>> Begin RECORDS SUPPLIED

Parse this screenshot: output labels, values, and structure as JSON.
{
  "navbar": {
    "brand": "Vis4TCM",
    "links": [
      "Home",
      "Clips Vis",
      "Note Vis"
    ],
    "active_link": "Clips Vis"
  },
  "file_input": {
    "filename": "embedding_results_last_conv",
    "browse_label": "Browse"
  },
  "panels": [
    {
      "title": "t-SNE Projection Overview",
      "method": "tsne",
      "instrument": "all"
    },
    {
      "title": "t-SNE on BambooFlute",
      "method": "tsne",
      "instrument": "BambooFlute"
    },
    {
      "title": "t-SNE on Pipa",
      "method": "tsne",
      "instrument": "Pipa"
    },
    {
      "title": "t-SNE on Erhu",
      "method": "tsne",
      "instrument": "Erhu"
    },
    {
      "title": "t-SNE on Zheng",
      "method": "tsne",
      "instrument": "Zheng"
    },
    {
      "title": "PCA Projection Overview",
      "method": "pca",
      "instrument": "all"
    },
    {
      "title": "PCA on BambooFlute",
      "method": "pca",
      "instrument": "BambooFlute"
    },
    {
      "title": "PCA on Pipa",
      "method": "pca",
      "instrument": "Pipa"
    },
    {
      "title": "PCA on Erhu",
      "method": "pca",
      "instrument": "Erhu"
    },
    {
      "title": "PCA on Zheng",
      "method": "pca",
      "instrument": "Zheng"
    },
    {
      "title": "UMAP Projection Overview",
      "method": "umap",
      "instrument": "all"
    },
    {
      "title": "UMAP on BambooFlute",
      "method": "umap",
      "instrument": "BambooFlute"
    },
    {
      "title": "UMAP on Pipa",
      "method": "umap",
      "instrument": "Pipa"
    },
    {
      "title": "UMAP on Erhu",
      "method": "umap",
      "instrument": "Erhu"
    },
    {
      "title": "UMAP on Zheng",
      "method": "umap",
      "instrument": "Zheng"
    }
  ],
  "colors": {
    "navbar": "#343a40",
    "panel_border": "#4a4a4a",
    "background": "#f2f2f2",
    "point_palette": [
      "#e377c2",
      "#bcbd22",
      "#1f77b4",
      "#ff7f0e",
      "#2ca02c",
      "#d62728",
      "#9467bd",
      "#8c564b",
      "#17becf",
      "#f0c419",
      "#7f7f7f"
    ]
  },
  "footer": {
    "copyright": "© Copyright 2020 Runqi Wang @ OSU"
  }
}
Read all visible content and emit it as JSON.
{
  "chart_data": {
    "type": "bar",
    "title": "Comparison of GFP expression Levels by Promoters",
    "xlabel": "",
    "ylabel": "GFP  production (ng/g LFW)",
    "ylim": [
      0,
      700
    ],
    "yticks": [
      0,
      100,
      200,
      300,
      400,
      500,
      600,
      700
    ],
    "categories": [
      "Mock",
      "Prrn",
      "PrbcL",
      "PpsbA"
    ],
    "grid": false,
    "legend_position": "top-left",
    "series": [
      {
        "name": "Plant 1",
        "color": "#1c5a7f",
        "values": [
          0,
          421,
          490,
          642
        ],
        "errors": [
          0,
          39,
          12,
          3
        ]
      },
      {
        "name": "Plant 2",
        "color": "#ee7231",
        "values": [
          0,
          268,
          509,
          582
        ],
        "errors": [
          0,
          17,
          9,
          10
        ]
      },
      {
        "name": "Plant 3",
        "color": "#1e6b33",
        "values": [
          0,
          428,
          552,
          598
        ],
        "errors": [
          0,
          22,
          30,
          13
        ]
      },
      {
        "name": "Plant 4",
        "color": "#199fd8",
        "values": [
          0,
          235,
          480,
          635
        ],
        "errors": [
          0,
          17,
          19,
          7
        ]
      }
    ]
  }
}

>> End RECORDS SUPPLIED

## WORK TO BE COMPLETED
Return the entries above exactly as they appear.

## COMPLETED EXERCISE
Parse this screenshot: output labels, values, and structure as JSON.
{
  "navbar": {
    "brand": "Vis4TCM",
    "links": [
      "Home",
      "Clips Vis",
      "Note Vis"
    ],
    "active_link": "Clips Vis"
  },
  "file_input": {
    "filename": "embedding_results_last_conv",
    "browse_label": "Browse"
  },
  "panels": [
    {
      "title": "t-SNE Projection Overview",
      "method": "tsne",
      "instrument": "all"
    },
    {
      "title": "t-SNE on BambooFlute",
      "method": "tsne",
      "instrument": "BambooFlute"
    },
    {
      "title": "t-SNE on Pipa",
      "method": "tsne",
      "instrument": "Pipa"
    },
    {
      "title": "t-SNE on Erhu",
      "method": "tsne",
      "instrument": "Erhu"
    },
    {
      "title": "t-SNE on Zheng",
      "method": "tsne",
      "instrument": "Zheng"
    },
    {
      "title": "PCA Projection Overview",
      "method": "pca",
      "instrument": "all"
    },
    {
      "title": "PCA on BambooFlute",
      "method": "pca",
      "instrument": "BambooFlute"
    },
    {
      "title": "PCA on Pipa",
      "method": "pca",
      "instrument": "Pipa"
    },
    {
      "title": "PCA on Erhu",
      "method": "pca",
      "instrument": "Erhu"
    },
    {
      "title": "PCA on Zheng",
      "method": "pca",
      "instrument": "Zheng"
    },
    {
      "title": "UMAP Projection Overview",
      "method": "umap",
      "instrument": "all"
    },
    {
      "title": "UMAP on BambooFlute",
      "method": "umap",
      "instrument": "BambooFlute"
    },
    {
      "title": "UMAP on Pipa",
      "method": "umap",
      "instrument": "Pipa"
    },
    {
      "title": "UMAP on Erhu",
      "method": "umap",
      "instrument": "Erhu"
    },
    {
      "title": "UMAP on Zheng",
      "method": "umap",
      "instrument": "Zheng"
    }
  ],
  "colors": {
    "navbar": "#343a40",
    "panel_border": "#4a4a4a",
    "background": "#f2f2f2",
    "point_palette": [
      "#e377c2",
      "#bcbd22",
      "#1f77b4",
      "#ff7f0e",
      "#2ca02c",
      "#d62728",
      "#9467bd",
      "#8c564b",
      "#17becf",
      "#f0c419",
      "#7f7f7f"
    ]
  },
  "footer": {
    "copyright": "© Copyright 2020 Runqi Wang @ OSU"
  }
}
Read all visible content and emit it as JSON.
{
  "chart_data": {
    "type": "bar",
    "title": "Comparison of GFP expression Levels by Promoters",
    "xlabel": "",
    "ylabel": "GFP  production (ng/g LFW)",
    "ylim": [
      0,
      700
    ],
    "yticks": [
      0,
      100,
      200,
      300,
      400,
      500,
      600,
      700
    ],
    "categories": [
      "Mock",
      "Prrn",
      "PrbcL",
      "PpsbA"
    ],
    "grid": false,
    "legend_position": "top-left",
    "series": [
      {
        "name": "Plant 1",
        "color": "#1c5a7f",
        "values": [
          0,
          421,
          490,
          642
        ],
        "errors": [
          0,
          39,
          12,
          3
        ]
      },
      {
        "name": "Plant 2",
        "color": "#ee7231",
        "values": [
          0,
          268,
          509,
          582
        ],
        "errors": [
          0,
          17,
          9,
          10
        ]
      },
      {
        "name": "Plant 3",
        "color": "#1e6b33",
        "values": [
          0,
          428,
          552,
          598
        ],
        "errors": [
          0,
          22,
          30,
          13
        ]
      },
      {
        "name": "Plant 4",
        "color": "#199fd8",
        "values": [
          0,
          235,
          480,
          635
        ],
        "errors": [
          0,
          17,
          19,
          7
        ]
      }
    ]
  }
}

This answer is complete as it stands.